WRITTEN EXERCISE ->
How many lines of these entries include the string "LANDRY"? State the number alone.

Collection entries
········

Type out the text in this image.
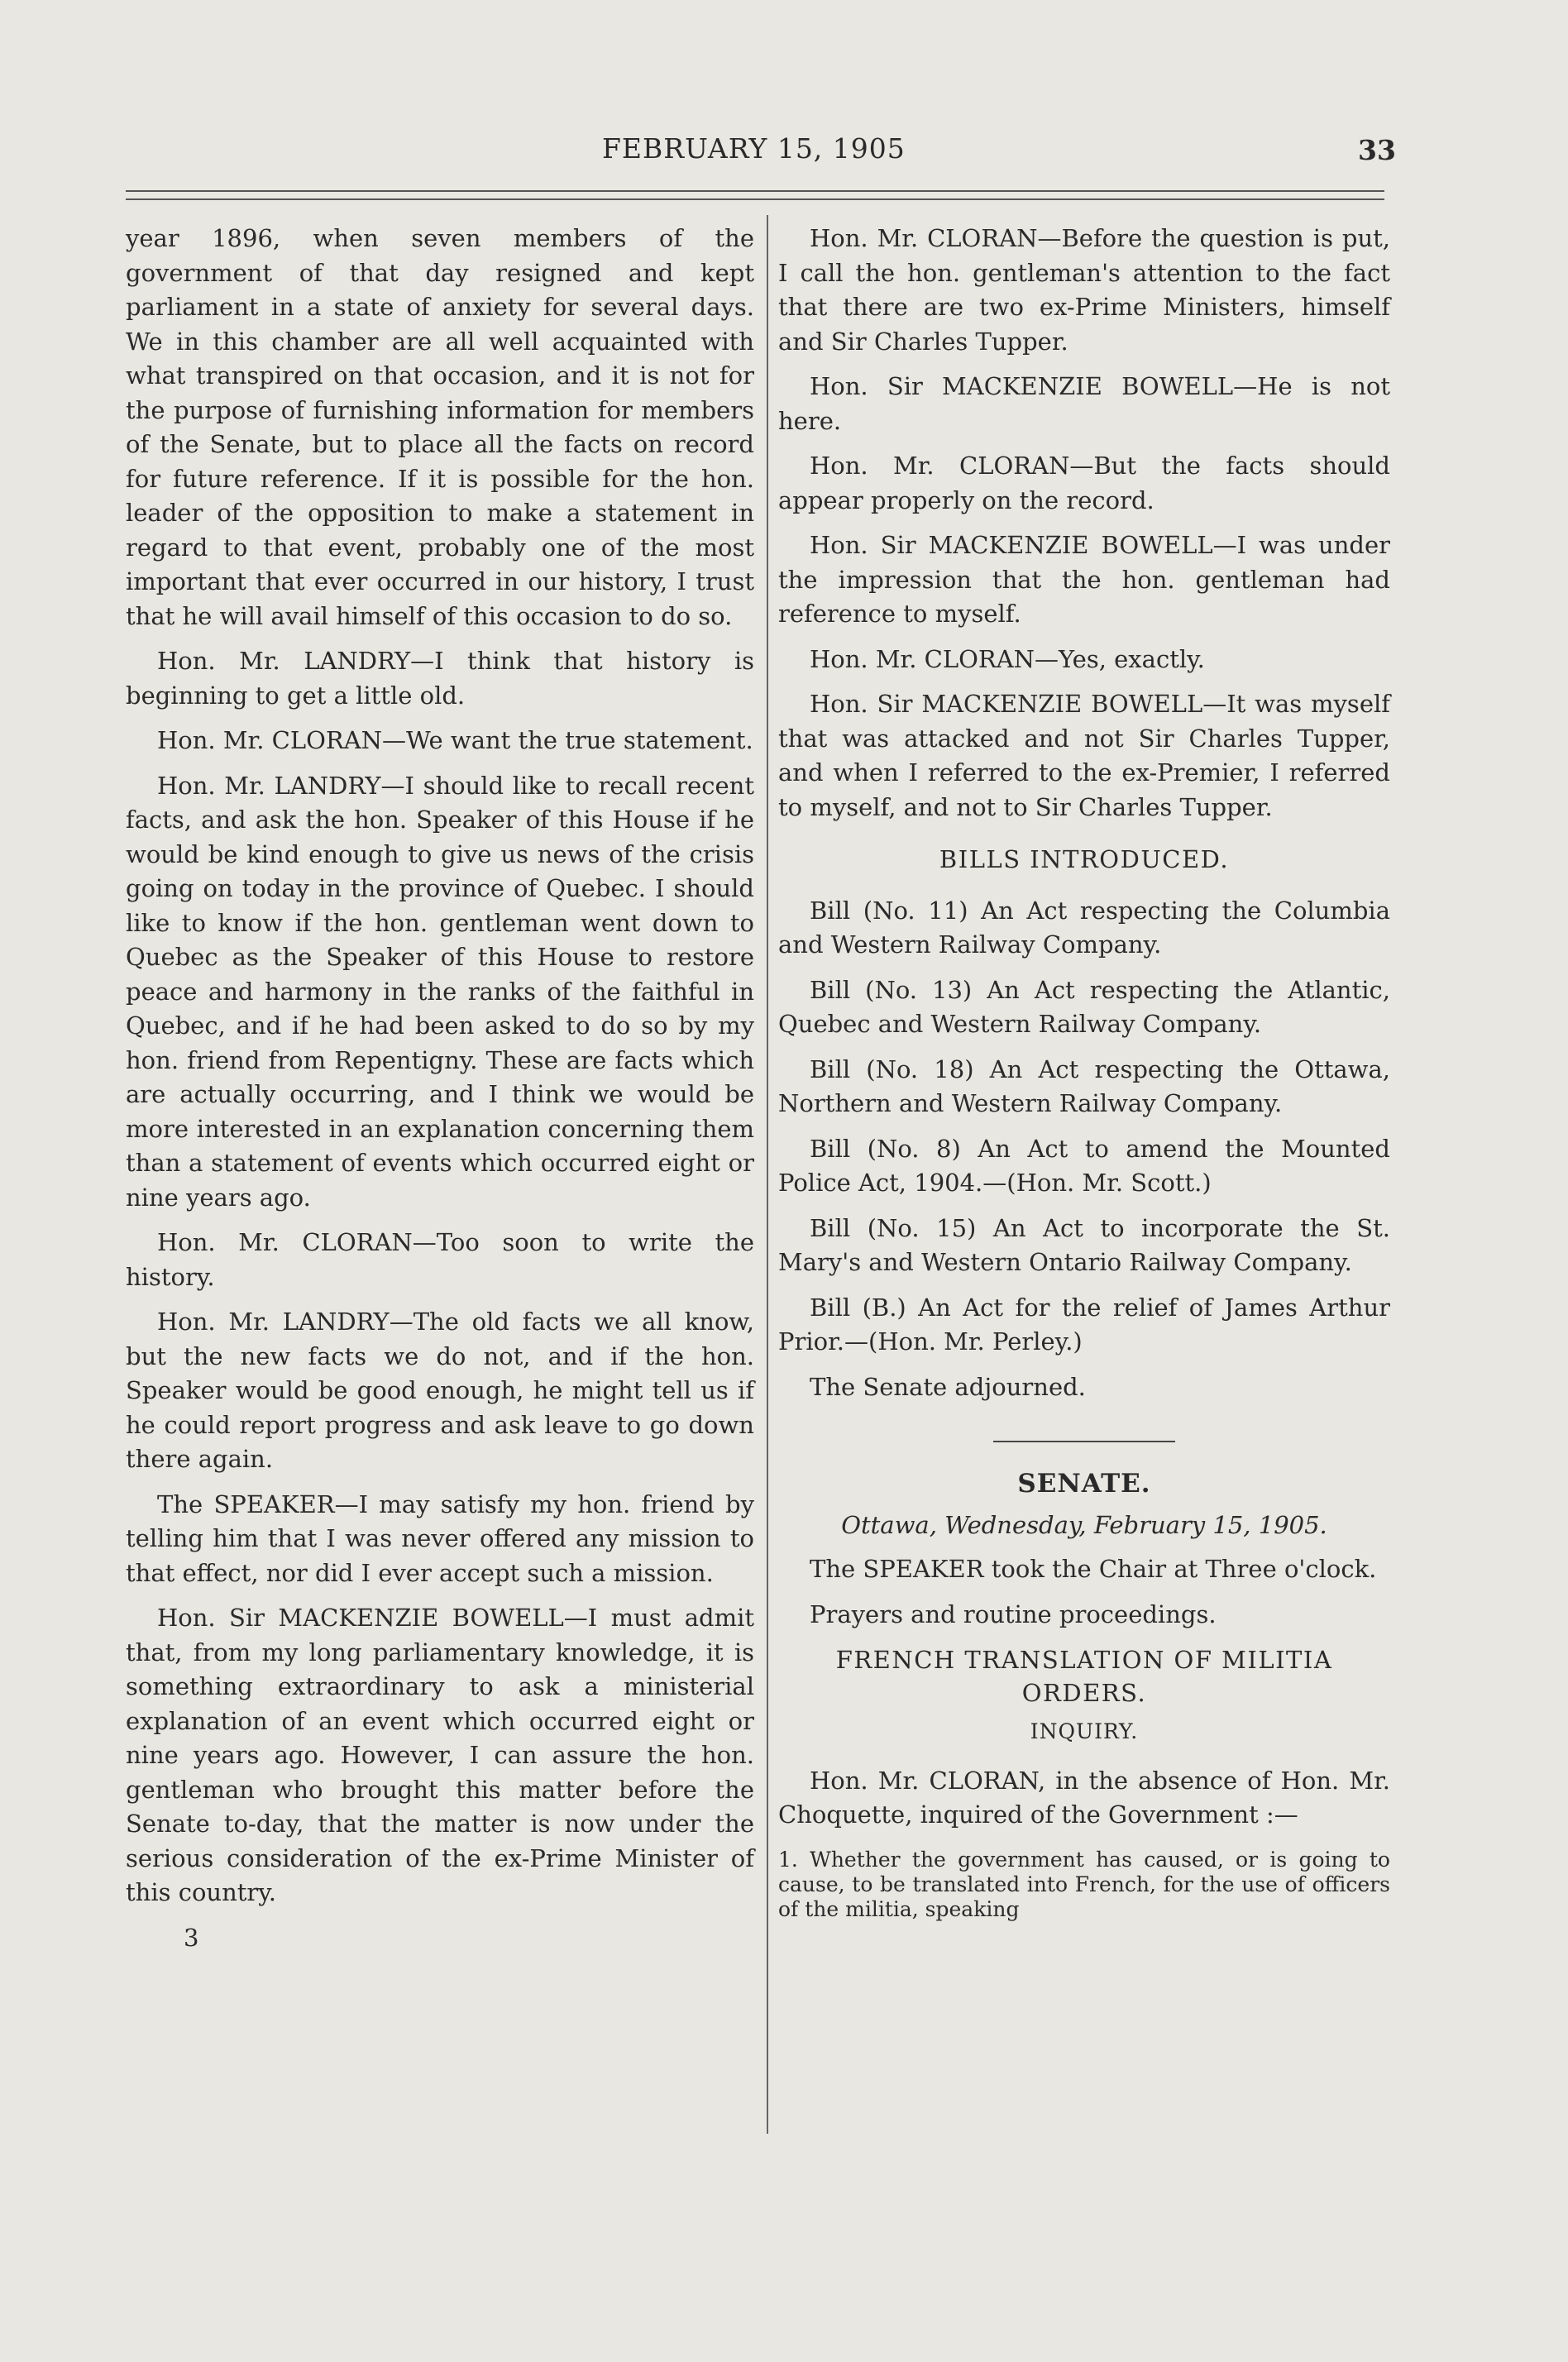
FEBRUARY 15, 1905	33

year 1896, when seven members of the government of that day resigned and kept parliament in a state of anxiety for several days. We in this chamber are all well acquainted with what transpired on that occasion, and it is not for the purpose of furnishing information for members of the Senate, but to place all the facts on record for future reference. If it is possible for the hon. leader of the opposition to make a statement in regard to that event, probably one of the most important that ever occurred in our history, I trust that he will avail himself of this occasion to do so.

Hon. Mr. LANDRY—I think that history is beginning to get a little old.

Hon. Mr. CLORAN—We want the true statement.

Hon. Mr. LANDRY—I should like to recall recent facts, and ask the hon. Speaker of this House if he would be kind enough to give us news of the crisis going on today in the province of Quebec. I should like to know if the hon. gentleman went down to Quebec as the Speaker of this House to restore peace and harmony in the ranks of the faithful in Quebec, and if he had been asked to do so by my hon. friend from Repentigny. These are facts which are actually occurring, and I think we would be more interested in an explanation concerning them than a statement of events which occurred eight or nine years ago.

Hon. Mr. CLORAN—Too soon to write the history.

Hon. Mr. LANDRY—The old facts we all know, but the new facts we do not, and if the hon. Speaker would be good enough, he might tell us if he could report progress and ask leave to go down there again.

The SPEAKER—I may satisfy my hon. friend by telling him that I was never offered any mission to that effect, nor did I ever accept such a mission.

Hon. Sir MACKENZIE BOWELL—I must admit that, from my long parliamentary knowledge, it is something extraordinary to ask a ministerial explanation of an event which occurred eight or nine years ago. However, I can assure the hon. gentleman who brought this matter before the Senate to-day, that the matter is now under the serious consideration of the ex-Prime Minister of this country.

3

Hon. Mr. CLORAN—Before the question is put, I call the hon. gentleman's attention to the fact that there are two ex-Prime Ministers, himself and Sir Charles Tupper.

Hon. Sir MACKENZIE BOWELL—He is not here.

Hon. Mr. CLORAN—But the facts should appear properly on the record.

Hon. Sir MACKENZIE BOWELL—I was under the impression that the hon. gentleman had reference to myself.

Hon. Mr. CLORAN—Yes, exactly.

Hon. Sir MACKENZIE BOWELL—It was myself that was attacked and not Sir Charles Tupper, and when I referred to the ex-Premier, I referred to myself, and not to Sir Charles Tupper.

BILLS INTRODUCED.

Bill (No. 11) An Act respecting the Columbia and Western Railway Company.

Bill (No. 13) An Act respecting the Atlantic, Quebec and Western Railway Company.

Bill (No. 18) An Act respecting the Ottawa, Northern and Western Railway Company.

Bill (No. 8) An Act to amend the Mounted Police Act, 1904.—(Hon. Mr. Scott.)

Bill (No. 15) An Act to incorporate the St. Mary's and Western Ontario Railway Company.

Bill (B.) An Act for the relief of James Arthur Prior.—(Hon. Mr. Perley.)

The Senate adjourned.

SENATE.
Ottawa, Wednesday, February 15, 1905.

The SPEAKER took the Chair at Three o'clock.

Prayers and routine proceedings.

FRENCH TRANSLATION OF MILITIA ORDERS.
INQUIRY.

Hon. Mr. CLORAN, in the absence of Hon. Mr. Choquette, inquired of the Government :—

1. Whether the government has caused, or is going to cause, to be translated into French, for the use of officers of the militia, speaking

········

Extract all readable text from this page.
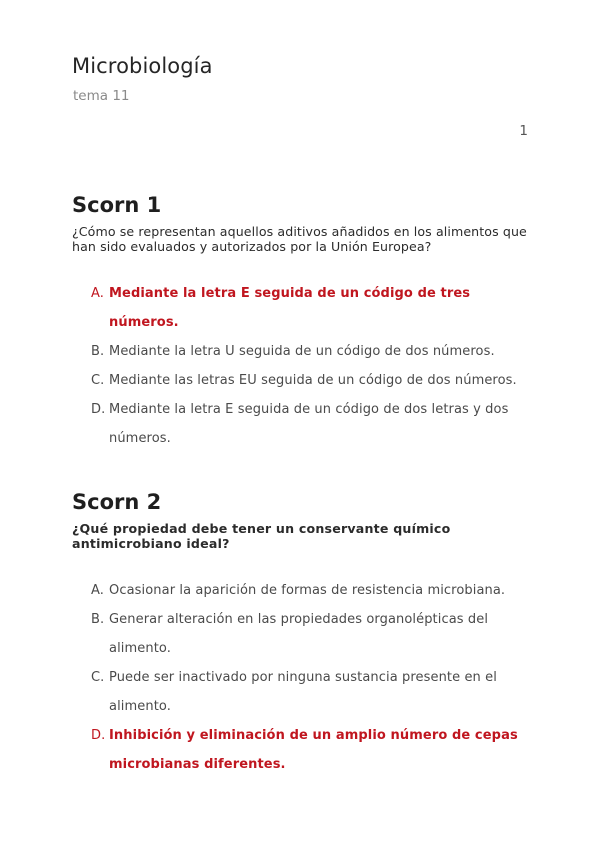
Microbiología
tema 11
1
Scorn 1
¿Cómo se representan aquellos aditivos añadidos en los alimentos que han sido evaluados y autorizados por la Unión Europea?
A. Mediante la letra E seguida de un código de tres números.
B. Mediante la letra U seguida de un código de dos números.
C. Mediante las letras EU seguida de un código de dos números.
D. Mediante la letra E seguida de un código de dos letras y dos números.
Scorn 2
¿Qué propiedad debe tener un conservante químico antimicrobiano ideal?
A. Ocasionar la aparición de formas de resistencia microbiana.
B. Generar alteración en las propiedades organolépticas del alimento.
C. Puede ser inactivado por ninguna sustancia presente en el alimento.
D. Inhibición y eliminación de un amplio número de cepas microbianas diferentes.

········

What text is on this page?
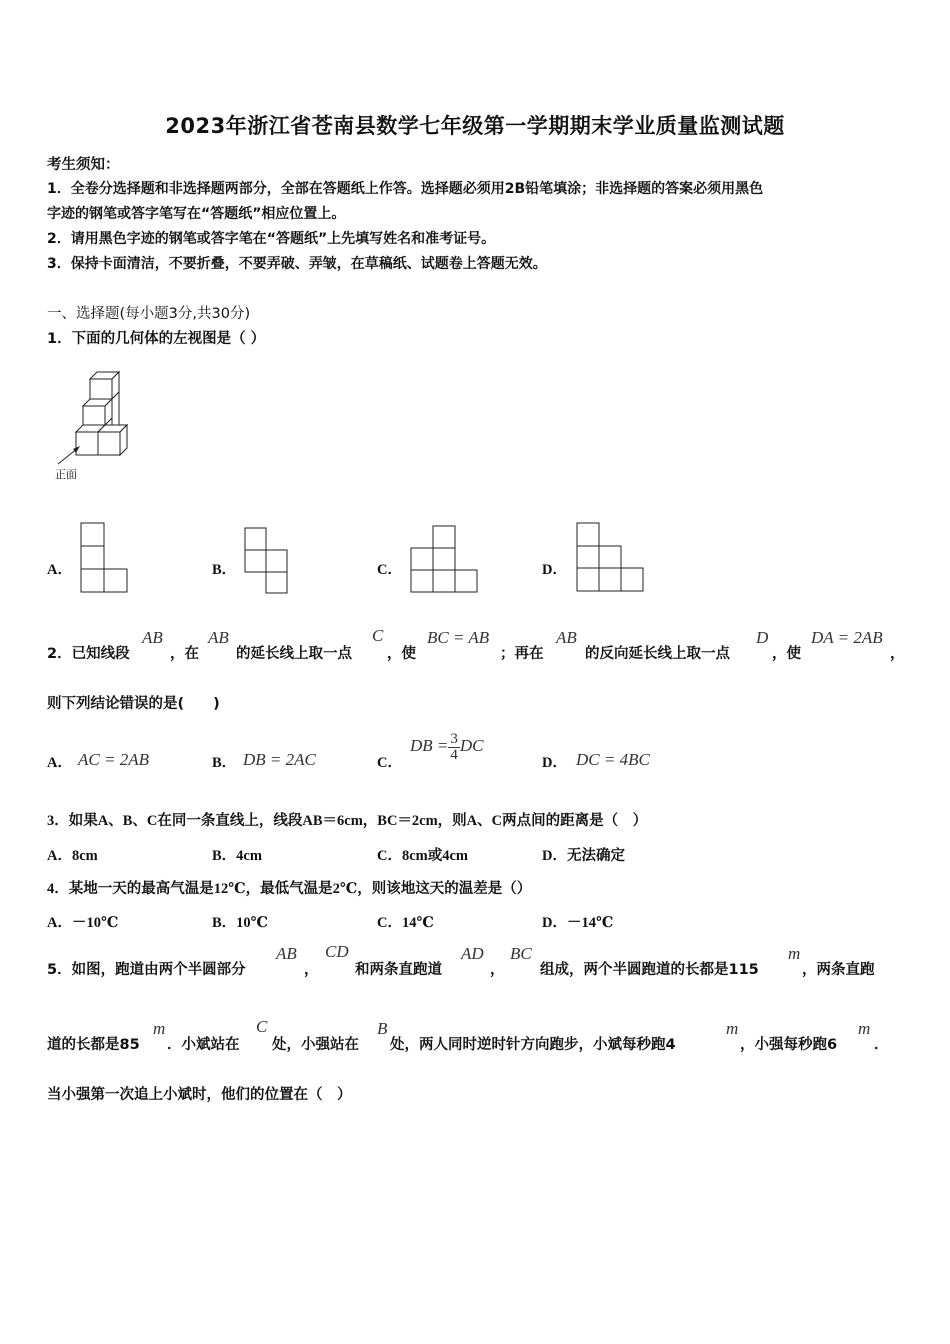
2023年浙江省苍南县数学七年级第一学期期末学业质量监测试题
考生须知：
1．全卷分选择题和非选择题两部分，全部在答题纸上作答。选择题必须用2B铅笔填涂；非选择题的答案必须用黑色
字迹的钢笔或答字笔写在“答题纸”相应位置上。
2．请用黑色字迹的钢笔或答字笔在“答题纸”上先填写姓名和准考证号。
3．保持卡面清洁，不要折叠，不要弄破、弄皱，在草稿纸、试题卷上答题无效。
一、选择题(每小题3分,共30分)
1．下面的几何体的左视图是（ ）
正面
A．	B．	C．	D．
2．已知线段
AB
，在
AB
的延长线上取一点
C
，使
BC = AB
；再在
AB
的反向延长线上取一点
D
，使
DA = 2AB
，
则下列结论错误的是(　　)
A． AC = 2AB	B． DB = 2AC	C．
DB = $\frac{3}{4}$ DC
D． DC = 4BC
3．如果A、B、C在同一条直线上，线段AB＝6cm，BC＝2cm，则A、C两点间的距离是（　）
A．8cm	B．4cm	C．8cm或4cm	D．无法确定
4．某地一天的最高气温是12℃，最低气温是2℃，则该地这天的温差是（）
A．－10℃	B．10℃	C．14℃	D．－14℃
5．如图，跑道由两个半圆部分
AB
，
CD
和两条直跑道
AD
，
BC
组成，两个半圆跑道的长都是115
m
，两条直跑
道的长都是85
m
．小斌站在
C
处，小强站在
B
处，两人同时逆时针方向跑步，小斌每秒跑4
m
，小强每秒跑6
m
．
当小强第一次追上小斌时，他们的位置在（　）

········

WRITTEN REPLY ->
3